◆ WHAT YOU SHOULD DO
Return the full listing exactly as it is written.

◆ DATASET ENTRIES
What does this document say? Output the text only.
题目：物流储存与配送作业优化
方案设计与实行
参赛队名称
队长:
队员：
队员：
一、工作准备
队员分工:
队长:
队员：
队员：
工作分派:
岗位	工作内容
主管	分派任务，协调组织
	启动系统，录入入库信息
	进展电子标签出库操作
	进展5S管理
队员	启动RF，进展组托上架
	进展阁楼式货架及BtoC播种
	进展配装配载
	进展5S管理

◆ OUTPUT FOR THIS EXERCISE
What does this document say? Output the text only.
题目：物流储存与配送作业优化
方案设计与实行
参赛队名称
队长:
队员：
队员：
一、工作准备
队员分工:
队长:
队员：
队员：
工作分派:
岗位	工作内容
主管	分派任务，协调组织
	启动系统，录入入库信息
	进展电子标签出库操作
	进展5S管理
队员	启动RF，进展组托上架
	进展阁楼式货架及BtoC播种
	进展配装配载
	进展5S管理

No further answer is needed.